> DATA IN THIS EXERCISE

— START —

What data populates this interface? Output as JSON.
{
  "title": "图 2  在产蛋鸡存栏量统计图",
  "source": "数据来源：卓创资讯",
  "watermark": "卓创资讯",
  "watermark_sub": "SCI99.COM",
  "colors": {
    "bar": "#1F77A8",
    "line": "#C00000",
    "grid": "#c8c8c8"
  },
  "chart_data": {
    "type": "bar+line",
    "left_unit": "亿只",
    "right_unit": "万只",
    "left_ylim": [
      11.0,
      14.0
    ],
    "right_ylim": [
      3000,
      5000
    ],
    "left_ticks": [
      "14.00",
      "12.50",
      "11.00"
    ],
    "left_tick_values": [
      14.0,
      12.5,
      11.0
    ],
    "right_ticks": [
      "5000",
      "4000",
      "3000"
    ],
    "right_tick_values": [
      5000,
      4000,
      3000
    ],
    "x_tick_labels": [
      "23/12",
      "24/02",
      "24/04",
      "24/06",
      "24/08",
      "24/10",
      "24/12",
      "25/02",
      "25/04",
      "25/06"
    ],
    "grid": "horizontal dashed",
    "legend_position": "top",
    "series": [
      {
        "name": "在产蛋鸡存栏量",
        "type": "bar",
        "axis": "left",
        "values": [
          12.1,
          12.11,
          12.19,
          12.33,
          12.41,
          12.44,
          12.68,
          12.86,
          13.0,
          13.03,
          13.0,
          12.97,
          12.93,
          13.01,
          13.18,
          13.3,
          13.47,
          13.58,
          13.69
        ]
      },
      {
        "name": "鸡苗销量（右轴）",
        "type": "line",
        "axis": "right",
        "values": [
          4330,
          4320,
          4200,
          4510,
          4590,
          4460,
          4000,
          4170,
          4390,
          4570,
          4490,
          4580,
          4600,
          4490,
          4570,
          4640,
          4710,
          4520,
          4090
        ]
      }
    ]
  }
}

— END —
— START —

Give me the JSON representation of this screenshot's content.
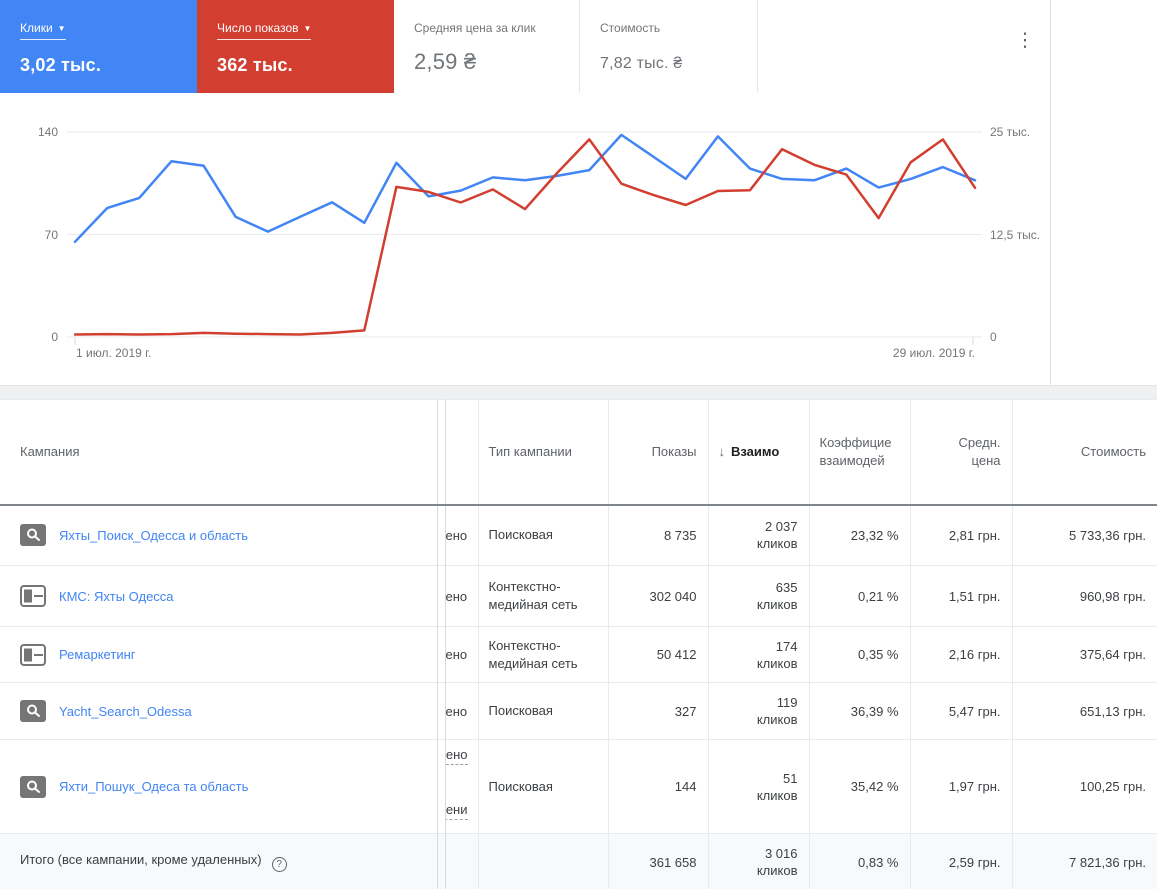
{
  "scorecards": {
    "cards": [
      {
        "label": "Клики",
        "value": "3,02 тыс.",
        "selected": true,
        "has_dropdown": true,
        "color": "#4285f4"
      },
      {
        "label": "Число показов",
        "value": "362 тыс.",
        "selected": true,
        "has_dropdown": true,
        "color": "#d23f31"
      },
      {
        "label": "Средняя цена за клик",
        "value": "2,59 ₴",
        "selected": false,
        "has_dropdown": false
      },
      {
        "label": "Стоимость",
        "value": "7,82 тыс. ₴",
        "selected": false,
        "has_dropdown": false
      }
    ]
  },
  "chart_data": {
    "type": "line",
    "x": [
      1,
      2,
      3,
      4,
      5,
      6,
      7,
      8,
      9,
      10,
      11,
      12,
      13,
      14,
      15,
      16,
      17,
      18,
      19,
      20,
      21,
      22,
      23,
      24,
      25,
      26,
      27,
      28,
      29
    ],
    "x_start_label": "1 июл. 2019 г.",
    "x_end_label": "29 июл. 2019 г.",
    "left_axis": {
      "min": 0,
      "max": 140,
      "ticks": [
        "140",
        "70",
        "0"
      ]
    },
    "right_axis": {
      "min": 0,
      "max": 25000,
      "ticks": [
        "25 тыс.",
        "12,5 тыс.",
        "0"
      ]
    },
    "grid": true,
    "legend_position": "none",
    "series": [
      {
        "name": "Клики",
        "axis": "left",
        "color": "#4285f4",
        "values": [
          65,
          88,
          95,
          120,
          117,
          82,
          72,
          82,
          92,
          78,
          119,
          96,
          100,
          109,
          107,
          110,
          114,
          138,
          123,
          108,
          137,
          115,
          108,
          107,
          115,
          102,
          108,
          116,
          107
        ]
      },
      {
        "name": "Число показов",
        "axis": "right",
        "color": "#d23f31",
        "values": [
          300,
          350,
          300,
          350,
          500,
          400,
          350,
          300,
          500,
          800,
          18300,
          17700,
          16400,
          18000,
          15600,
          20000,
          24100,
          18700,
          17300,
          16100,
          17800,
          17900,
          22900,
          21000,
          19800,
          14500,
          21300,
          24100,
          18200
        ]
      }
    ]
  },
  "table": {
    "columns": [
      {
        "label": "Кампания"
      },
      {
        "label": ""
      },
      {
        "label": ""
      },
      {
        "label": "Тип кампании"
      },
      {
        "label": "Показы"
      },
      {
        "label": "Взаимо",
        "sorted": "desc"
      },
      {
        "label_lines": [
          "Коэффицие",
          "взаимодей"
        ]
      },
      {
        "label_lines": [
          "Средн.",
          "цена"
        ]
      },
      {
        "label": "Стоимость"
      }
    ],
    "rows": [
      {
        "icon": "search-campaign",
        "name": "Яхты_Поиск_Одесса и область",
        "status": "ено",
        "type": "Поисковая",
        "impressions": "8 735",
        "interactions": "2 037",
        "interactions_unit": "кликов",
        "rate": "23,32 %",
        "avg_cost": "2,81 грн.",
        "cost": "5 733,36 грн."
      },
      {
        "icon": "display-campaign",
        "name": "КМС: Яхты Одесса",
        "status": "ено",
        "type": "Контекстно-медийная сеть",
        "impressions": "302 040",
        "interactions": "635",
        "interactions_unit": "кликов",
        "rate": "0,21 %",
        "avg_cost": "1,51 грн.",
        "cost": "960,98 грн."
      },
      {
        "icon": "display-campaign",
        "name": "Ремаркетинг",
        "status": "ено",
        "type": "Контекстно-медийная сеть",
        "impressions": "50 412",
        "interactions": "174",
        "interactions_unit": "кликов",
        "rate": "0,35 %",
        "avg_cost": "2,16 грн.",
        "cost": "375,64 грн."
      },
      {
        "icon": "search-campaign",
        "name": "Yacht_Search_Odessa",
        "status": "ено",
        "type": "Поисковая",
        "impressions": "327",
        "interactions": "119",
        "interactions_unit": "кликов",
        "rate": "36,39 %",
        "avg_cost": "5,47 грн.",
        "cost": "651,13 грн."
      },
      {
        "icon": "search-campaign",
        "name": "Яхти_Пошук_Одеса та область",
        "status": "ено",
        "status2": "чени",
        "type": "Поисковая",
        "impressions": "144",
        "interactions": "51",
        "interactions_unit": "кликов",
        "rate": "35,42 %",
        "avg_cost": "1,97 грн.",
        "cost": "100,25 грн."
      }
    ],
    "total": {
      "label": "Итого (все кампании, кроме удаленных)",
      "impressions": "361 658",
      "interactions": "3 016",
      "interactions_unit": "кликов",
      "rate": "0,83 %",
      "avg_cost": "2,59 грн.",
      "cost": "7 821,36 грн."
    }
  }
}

— END —

Go through the records and copy each line with "область" in it.

        "name": "Яхты_Поиск_Одесса и область",
        "name": "Яхти_Пошук_Одеса та область",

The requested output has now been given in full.